↓↓↓

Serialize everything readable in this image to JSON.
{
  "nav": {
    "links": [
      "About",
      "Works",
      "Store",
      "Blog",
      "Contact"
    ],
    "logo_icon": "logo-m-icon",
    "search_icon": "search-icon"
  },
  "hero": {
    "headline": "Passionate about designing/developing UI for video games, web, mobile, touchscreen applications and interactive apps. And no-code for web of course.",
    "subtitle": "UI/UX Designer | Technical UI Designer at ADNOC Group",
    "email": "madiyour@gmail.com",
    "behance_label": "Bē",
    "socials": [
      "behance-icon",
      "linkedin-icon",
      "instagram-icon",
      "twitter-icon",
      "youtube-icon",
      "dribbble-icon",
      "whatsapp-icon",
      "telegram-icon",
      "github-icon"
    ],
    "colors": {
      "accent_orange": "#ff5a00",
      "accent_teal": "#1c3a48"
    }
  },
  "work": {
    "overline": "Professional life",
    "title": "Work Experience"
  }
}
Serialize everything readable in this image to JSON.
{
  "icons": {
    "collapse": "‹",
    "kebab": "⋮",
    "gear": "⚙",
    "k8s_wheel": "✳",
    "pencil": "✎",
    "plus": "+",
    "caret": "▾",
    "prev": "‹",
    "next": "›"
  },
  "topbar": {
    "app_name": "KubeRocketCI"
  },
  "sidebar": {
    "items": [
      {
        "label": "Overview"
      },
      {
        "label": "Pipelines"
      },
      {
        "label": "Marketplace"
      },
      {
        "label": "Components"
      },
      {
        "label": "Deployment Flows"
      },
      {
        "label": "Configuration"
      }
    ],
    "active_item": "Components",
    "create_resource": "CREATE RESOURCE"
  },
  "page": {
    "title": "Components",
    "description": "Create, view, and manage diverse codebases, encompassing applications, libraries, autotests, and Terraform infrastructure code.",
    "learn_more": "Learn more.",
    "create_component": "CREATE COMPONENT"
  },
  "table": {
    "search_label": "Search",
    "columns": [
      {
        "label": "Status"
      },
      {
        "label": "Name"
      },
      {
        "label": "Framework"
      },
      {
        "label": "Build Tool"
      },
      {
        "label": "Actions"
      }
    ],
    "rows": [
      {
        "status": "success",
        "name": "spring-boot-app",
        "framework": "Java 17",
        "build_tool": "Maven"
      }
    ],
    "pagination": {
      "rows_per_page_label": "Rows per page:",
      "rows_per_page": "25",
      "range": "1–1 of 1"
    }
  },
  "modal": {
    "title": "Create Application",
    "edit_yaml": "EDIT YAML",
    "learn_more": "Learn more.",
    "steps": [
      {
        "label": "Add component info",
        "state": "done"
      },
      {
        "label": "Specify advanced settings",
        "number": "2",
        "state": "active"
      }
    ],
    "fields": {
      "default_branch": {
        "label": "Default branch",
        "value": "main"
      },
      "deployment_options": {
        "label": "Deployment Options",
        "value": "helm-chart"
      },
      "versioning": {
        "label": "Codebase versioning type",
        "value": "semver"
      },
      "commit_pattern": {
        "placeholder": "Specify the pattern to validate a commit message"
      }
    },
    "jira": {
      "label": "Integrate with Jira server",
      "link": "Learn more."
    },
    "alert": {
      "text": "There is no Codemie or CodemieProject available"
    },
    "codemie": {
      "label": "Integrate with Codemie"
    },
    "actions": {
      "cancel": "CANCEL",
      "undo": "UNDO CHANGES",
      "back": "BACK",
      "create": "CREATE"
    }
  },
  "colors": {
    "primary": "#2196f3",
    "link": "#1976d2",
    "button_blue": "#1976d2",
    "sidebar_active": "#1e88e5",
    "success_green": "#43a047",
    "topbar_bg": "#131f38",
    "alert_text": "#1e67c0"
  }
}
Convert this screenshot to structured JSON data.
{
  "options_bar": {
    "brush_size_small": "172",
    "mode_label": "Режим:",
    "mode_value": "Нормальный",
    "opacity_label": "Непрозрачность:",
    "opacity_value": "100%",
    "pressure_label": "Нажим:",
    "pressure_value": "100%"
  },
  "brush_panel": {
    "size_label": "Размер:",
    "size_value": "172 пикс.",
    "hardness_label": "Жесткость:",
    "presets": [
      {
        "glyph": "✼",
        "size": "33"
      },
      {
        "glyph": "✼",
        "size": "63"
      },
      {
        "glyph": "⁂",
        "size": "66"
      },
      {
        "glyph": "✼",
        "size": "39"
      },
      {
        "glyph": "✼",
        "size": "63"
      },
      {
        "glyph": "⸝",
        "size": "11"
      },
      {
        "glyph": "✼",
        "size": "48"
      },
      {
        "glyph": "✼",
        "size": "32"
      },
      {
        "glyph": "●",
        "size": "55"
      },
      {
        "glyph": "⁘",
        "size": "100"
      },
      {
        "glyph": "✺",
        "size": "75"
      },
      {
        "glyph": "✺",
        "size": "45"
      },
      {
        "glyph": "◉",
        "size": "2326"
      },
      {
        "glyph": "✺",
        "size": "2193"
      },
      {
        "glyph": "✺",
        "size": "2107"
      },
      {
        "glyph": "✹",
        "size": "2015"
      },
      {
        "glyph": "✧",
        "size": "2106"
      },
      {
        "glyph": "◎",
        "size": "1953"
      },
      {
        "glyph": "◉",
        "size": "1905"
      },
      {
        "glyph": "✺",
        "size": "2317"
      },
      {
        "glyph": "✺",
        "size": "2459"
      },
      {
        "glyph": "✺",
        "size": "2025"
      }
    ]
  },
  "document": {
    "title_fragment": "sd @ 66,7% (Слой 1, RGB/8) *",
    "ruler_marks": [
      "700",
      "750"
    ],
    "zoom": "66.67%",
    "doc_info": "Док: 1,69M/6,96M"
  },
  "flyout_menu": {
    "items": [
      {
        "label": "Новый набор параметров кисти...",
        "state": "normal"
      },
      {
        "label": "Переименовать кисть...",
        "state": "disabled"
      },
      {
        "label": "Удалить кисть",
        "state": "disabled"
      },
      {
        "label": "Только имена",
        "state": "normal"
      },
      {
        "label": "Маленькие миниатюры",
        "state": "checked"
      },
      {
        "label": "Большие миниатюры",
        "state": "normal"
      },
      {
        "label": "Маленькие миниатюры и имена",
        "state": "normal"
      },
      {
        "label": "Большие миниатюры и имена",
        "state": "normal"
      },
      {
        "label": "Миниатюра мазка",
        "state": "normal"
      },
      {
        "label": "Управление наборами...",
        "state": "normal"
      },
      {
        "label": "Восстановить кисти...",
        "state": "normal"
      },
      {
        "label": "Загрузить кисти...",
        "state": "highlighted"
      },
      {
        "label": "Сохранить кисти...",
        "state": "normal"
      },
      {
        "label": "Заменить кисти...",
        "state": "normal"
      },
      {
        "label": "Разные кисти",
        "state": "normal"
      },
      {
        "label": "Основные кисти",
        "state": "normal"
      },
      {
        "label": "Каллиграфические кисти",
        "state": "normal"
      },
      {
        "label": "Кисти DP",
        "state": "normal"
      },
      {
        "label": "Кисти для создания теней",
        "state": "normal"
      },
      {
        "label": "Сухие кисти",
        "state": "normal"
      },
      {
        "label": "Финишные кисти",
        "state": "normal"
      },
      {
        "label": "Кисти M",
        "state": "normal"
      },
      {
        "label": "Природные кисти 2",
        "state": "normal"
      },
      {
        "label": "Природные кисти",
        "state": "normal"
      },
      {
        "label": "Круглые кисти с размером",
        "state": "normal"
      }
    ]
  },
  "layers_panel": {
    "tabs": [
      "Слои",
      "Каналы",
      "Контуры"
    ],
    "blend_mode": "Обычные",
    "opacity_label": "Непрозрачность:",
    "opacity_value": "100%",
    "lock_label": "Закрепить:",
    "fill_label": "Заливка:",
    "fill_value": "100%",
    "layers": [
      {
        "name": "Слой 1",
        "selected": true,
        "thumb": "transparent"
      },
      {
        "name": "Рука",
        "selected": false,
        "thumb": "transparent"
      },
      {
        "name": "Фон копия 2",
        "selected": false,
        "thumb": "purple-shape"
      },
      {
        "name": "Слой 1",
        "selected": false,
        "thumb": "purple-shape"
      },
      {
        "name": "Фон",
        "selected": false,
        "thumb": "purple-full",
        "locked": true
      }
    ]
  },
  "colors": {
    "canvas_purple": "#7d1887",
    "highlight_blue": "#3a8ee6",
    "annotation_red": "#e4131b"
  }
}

↑↑↑

* Directive:
Your answer should be a single number: the count of lines holding the word "Components".

* Response to the exercise:
3